What you will do:
Go through the entries one line at a time, and gather every line that has the word "你的理由".

Exercise inputs:
◆ ◆ ◆ ◆

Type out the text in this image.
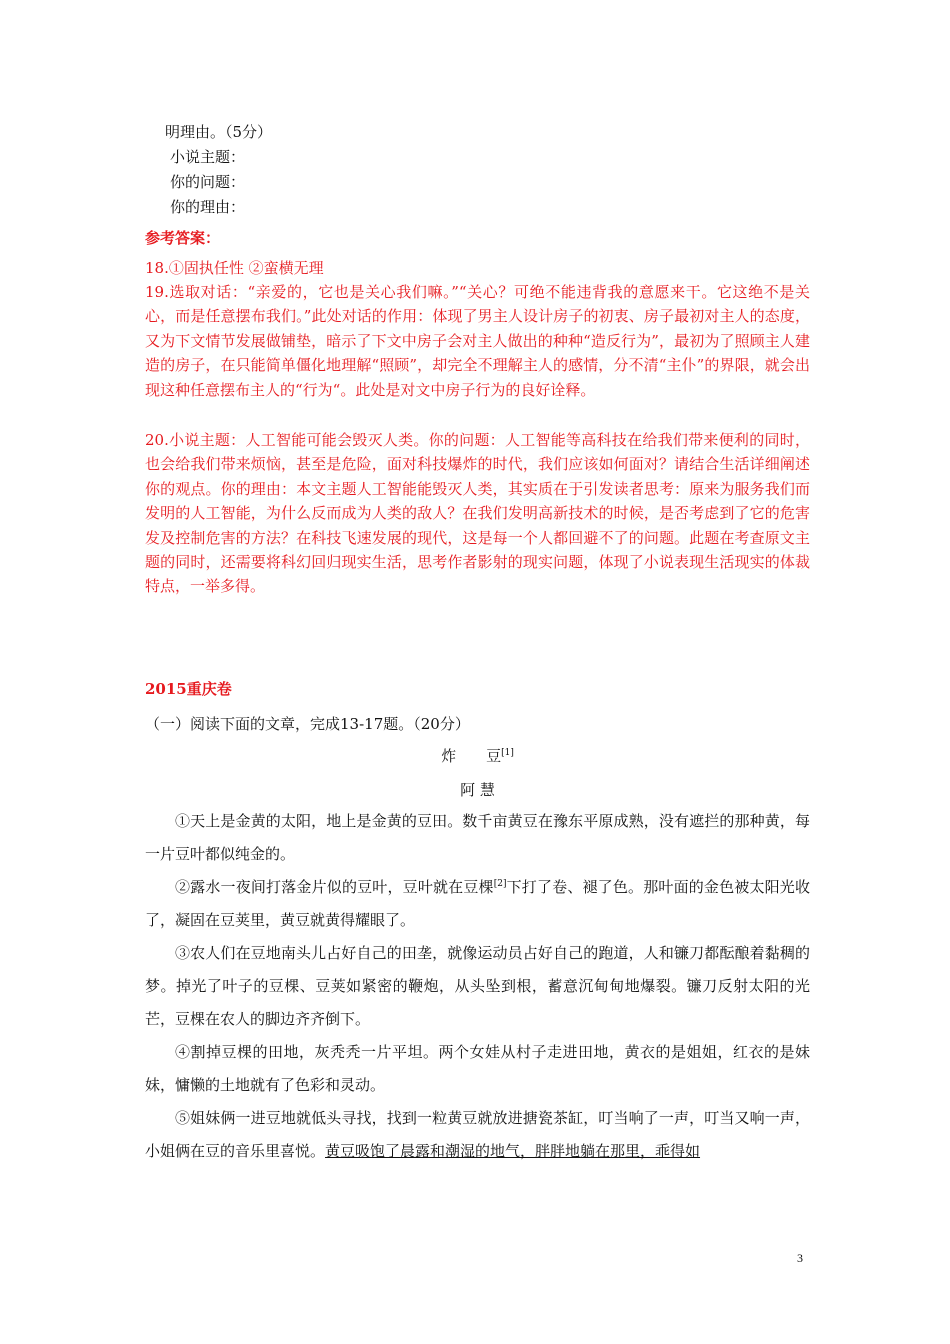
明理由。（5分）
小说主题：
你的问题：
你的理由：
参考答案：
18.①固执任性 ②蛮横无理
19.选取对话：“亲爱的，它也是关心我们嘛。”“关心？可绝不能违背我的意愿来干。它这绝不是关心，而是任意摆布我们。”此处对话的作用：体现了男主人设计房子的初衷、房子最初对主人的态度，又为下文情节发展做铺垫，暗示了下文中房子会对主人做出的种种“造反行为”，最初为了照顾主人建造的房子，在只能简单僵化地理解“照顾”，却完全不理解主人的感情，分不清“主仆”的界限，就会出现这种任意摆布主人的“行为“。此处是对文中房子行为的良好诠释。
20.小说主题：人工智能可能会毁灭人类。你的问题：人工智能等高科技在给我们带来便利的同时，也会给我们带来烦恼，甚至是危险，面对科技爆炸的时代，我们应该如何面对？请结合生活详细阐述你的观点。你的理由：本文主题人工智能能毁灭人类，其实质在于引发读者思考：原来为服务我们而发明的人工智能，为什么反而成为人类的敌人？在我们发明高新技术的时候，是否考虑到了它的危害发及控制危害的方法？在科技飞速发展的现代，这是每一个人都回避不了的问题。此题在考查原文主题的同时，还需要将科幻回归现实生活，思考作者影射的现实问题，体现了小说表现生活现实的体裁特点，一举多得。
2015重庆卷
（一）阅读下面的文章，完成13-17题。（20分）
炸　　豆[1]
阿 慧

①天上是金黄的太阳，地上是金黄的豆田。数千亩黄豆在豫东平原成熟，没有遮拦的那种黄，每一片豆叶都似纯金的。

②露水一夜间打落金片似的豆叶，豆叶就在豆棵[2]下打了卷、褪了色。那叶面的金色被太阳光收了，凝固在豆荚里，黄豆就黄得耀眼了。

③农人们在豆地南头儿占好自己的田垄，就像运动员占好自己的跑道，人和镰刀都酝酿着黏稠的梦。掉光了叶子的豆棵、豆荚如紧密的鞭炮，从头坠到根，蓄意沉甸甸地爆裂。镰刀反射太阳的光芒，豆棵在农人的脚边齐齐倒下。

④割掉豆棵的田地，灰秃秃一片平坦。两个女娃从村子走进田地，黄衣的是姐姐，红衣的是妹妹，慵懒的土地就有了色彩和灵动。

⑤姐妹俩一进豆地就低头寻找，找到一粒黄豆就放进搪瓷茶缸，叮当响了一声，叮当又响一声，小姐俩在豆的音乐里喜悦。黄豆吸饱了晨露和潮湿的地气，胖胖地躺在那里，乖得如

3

◆ ◆ ◆ ◆

Task output:
你的理由：
20.小说主题：人工智能可能会毁灭人类。你的问题：人工智能等高科技在给我们带来便利的同时，也会给我们带来烦恼，甚至是危险，面对科技爆炸的时代，我们应该如何面对？请结合生活详细阐述你的观点。你的理由：本文主题人工智能能毁灭人类，其实质在于引发读者思考：原来为服务我们而发明的人工智能，为什么反而成为人类的敌人？在我们发明高新技术的时候，是否考虑到了它的危害发及控制危害的方法？在科技飞速发展的现代，这是每一个人都回避不了的问题。此题在考查原文主题的同时，还需要将科幻回归现实生活，思考作者影射的现实问题，体现了小说表现生活现实的体裁特点，一举多得。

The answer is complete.